** REQUIREMENTS **
Give the number of lines that include the word "Ambassador", and nothing else.
..........
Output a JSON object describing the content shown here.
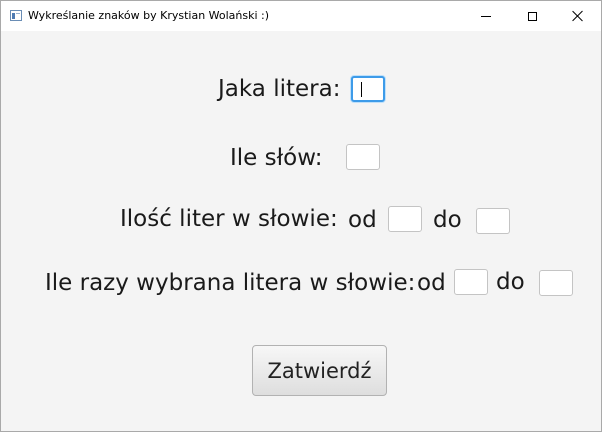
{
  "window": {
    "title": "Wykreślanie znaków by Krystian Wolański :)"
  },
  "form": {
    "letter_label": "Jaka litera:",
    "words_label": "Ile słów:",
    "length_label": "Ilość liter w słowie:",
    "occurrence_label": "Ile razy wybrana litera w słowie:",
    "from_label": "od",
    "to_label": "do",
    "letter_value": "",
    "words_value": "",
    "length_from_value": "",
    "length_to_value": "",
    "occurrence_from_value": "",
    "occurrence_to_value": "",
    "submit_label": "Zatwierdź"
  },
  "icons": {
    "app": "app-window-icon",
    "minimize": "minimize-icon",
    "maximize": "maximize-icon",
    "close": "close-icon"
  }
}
..........
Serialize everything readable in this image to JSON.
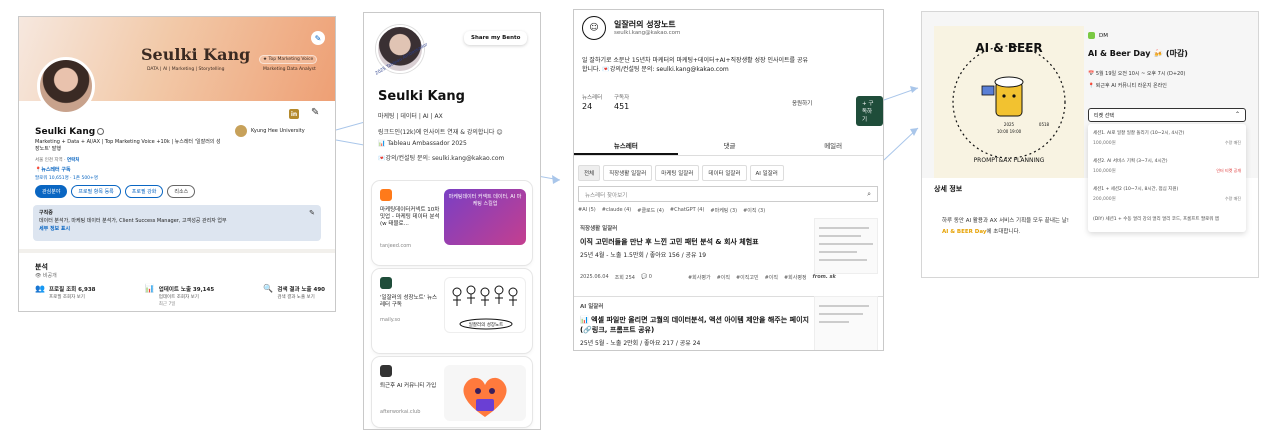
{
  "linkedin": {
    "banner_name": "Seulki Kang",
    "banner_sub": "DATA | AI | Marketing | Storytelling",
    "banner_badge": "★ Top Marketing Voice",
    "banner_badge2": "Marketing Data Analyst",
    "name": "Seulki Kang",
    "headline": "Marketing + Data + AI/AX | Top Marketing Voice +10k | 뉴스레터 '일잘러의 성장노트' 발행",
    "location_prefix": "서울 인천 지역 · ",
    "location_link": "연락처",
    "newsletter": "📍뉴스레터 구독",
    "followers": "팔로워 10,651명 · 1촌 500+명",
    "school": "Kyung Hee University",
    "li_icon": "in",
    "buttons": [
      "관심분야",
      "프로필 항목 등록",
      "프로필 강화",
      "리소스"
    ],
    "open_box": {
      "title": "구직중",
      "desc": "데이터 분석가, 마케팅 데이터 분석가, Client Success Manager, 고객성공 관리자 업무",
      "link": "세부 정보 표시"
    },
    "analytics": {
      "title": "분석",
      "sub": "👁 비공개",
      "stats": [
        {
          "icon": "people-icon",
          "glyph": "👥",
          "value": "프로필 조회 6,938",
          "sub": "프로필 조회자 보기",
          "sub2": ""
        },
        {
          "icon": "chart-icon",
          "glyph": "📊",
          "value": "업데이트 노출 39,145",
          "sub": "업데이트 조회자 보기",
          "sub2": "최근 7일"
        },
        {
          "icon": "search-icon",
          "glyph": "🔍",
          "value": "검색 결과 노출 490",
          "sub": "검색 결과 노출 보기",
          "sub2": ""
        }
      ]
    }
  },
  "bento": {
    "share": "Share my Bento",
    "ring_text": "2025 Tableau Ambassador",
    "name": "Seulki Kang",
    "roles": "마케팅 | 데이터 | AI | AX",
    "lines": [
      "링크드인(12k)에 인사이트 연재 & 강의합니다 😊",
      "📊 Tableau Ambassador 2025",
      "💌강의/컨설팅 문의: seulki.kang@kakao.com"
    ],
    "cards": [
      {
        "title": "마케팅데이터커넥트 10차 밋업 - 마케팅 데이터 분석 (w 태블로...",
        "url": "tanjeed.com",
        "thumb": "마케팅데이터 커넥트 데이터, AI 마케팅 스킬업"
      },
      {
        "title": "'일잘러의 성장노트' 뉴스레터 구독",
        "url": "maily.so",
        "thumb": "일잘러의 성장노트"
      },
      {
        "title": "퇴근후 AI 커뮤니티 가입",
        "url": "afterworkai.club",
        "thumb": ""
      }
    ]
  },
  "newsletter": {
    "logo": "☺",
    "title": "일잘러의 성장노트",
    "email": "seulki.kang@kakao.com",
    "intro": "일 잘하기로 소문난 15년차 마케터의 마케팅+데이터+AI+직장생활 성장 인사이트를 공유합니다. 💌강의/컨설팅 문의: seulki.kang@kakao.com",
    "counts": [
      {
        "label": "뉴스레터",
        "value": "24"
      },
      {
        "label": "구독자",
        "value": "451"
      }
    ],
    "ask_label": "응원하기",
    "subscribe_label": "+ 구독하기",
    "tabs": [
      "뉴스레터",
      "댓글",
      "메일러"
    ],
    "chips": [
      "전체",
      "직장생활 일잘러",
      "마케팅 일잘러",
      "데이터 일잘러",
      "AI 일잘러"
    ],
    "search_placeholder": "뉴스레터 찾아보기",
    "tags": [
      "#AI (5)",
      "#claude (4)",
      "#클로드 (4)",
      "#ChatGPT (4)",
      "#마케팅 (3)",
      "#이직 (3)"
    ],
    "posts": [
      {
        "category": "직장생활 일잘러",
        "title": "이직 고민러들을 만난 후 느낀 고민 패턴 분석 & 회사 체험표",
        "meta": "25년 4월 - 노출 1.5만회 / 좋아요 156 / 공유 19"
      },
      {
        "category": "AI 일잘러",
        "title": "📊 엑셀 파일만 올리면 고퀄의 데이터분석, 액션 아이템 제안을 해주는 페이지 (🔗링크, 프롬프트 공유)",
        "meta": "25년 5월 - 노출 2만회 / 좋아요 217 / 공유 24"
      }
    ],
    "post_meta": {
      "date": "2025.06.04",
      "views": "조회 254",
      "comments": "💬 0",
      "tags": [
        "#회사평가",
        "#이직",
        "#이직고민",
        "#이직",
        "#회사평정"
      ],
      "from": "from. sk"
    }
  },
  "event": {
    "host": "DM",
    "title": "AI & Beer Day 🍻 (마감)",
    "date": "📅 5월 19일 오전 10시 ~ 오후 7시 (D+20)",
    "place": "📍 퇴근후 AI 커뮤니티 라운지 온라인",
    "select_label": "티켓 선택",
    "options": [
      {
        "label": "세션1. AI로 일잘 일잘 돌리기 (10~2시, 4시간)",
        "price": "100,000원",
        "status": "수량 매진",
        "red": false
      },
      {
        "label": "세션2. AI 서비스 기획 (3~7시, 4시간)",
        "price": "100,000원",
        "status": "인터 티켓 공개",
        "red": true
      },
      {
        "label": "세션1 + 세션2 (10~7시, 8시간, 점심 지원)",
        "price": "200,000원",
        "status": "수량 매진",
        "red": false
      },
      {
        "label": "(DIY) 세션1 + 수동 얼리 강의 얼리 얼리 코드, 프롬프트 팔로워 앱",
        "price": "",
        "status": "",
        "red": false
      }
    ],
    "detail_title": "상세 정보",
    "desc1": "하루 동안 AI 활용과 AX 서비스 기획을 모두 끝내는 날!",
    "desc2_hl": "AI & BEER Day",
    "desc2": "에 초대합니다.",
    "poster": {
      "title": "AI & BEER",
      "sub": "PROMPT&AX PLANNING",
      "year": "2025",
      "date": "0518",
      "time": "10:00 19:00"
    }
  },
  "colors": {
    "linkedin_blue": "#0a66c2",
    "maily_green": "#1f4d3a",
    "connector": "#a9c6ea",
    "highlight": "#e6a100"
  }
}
..........
** REPLY TO THE EXERCISE **
2